AIM OF THE EXERCISE
Give every entry again, unchanged, and leave its images out.

+ + + +

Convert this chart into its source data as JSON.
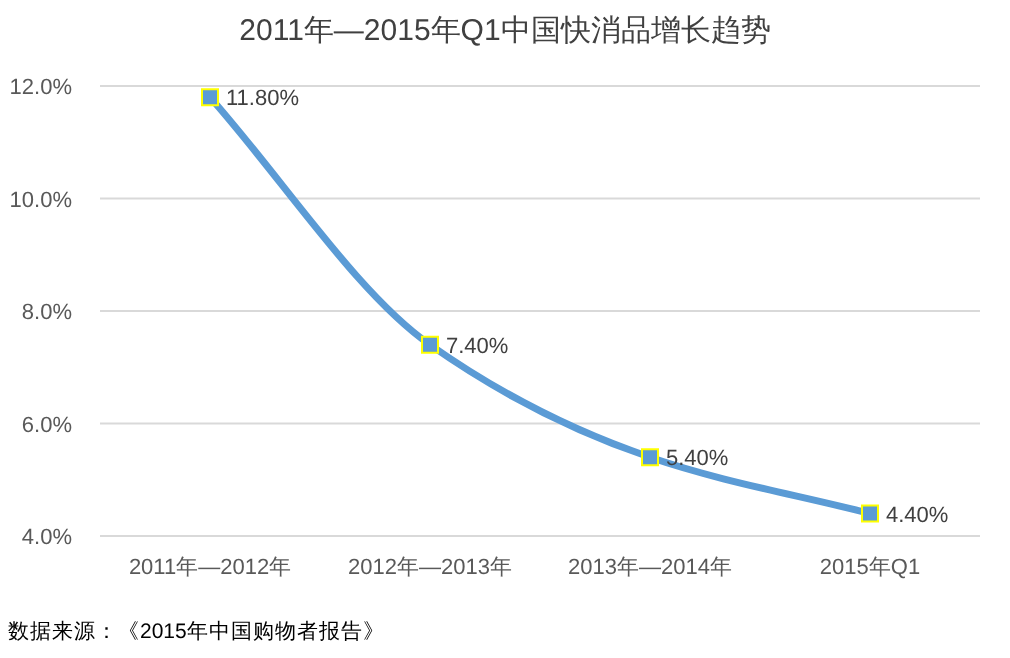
{
  "chart_data": {
    "type": "line",
    "title": "2011年—2015年Q1中国快消品增长趋势",
    "categories": [
      "2011年—2012年",
      "2012年—2013年",
      "2013年—2014年",
      "2015年Q1"
    ],
    "series": [
      {
        "color": "#5b9bd5",
        "values": [
          11.8,
          7.4,
          5.4,
          4.4
        ],
        "value_labels": [
          "11.80%",
          "7.40%",
          "5.40%",
          "4.40%"
        ]
      }
    ],
    "ylim": [
      4,
      12
    ],
    "yticks": [
      {
        "value": 4,
        "label": "4.0%"
      },
      {
        "value": 6,
        "label": "6.0%"
      },
      {
        "value": 8,
        "label": "8.0%"
      },
      {
        "value": 10,
        "label": "10.0%"
      },
      {
        "value": 12,
        "label": "12.0%"
      }
    ],
    "grid": "y",
    "marker": "square",
    "line_style": "solid",
    "annotations": [
      "数据来源：《2015年中国购物者报告》"
    ]
  }
}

+ + + +

TASK SOLUTION
Convert this chart into its source data as JSON.
{
  "chart_data": {
    "type": "line",
    "title": "2011年—2015年Q1中国快消品增长趋势",
    "categories": [
      "2011年—2012年",
      "2012年—2013年",
      "2013年—2014年",
      "2015年Q1"
    ],
    "series": [
      {
        "color": "#5b9bd5",
        "values": [
          11.8,
          7.4,
          5.4,
          4.4
        ],
        "value_labels": [
          "11.80%",
          "7.40%",
          "5.40%",
          "4.40%"
        ]
      }
    ],
    "ylim": [
      4,
      12
    ],
    "yticks": [
      {
        "value": 4,
        "label": "4.0%"
      },
      {
        "value": 6,
        "label": "6.0%"
      },
      {
        "value": 8,
        "label": "8.0%"
      },
      {
        "value": 10,
        "label": "10.0%"
      },
      {
        "value": 12,
        "label": "12.0%"
      }
    ],
    "grid": "y",
    "marker": "square",
    "line_style": "solid",
    "annotations": [
      "数据来源：《2015年中国购物者报告》"
    ]
  }
}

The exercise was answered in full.